In the listing below, how many lines contain the word "left"? Please respond with the number only.

##### Input rows #####

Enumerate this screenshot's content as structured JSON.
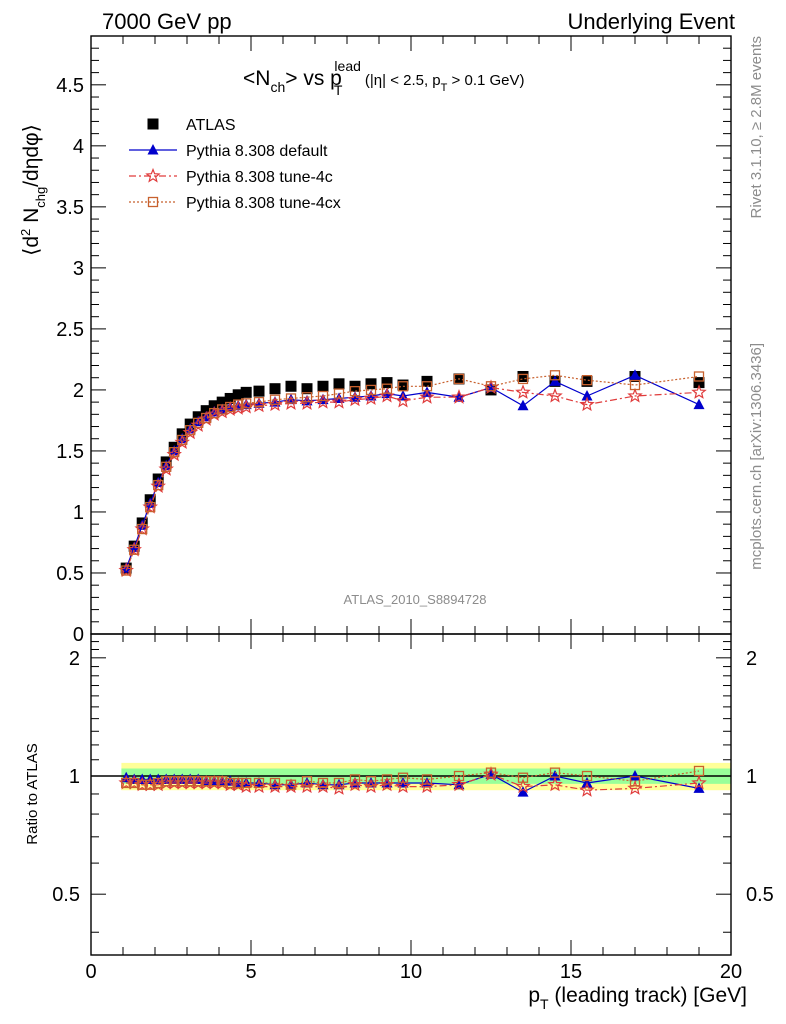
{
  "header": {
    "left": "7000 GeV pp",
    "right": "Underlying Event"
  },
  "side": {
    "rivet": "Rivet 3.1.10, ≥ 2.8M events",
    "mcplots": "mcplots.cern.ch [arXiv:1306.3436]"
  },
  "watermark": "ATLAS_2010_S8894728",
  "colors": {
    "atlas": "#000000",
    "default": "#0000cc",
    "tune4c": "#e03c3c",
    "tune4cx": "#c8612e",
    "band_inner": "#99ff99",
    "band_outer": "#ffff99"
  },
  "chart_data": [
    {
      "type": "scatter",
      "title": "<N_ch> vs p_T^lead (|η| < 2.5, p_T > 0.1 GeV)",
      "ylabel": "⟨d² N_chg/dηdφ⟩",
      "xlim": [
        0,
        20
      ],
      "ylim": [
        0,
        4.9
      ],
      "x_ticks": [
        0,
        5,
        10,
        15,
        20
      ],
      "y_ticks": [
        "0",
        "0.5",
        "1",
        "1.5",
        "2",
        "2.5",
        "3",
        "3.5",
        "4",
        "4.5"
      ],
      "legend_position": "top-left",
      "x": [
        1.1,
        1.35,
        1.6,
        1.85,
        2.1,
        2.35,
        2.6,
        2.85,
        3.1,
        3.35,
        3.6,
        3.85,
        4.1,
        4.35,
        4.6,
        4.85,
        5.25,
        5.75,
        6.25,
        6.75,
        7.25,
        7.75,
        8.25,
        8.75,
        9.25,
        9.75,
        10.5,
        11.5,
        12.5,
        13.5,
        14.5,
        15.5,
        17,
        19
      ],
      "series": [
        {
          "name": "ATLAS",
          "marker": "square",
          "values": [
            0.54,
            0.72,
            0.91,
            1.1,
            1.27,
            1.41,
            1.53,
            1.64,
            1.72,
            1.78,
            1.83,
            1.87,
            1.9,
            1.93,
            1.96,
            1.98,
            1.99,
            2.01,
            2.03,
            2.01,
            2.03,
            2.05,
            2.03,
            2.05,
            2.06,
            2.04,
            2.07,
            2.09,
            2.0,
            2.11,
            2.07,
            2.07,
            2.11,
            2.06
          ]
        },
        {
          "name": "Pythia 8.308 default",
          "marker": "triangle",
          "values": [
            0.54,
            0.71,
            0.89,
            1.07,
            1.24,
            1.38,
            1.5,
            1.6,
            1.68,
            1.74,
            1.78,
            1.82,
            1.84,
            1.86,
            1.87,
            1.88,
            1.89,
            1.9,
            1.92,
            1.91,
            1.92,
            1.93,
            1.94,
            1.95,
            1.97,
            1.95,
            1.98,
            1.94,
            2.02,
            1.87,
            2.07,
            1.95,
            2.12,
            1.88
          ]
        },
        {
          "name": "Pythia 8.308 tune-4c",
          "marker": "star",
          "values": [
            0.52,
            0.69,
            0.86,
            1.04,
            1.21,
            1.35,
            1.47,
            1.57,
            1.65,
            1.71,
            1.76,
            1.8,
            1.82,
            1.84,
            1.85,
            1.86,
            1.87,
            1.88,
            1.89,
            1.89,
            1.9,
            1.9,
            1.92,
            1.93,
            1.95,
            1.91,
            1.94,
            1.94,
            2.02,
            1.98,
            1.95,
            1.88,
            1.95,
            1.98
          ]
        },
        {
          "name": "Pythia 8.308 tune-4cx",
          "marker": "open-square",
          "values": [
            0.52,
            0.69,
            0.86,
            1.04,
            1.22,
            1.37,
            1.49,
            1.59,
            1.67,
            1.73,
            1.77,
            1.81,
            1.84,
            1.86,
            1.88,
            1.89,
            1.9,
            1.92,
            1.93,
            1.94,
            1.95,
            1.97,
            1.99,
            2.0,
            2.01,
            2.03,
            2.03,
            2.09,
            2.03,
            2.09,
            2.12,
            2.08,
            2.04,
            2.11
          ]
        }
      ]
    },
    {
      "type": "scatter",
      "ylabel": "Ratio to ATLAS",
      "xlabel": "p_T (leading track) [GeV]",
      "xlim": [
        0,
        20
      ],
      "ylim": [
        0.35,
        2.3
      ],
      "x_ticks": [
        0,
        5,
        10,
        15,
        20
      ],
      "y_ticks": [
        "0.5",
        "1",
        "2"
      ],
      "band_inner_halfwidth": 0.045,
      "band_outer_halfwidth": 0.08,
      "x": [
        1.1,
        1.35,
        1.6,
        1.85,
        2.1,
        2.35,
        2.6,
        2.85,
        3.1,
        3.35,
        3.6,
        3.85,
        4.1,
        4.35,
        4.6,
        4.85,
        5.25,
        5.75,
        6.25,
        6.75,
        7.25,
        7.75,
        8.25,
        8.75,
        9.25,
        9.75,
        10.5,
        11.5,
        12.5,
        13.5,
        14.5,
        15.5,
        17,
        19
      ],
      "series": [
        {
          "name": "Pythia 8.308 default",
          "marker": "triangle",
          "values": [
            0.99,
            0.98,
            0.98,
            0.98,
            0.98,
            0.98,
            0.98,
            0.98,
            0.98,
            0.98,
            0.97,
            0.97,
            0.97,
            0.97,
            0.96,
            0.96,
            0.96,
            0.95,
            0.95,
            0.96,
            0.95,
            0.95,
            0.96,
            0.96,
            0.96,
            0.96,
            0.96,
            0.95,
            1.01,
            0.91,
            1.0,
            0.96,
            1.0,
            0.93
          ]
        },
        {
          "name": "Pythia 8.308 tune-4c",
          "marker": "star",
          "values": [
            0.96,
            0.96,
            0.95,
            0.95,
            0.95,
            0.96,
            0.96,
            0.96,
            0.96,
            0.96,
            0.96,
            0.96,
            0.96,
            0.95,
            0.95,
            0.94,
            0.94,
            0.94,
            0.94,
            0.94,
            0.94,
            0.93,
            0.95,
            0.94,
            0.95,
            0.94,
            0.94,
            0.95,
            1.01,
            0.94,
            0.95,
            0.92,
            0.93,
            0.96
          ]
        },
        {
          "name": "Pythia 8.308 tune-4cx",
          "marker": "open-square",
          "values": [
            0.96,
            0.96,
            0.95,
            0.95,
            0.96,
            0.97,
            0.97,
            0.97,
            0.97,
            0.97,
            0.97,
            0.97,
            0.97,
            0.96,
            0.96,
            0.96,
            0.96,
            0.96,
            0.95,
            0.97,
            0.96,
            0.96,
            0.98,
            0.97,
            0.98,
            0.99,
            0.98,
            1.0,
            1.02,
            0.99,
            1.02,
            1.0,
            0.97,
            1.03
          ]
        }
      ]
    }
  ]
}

#####
##### Input rows #####

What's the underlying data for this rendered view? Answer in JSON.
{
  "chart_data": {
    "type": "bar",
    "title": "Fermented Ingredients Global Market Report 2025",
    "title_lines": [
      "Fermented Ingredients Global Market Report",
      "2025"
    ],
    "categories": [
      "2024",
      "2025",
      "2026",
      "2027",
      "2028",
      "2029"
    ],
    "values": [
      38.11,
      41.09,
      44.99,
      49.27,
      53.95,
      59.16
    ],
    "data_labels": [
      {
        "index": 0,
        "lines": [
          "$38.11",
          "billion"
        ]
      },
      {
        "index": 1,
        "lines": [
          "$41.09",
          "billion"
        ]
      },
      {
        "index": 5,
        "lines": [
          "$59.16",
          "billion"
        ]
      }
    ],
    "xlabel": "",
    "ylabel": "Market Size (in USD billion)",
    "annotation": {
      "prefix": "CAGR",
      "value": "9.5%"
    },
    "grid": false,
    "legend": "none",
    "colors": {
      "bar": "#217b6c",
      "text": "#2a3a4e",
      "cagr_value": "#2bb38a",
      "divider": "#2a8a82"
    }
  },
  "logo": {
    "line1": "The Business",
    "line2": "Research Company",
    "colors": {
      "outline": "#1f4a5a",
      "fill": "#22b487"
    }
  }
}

#####

**Task output:** 2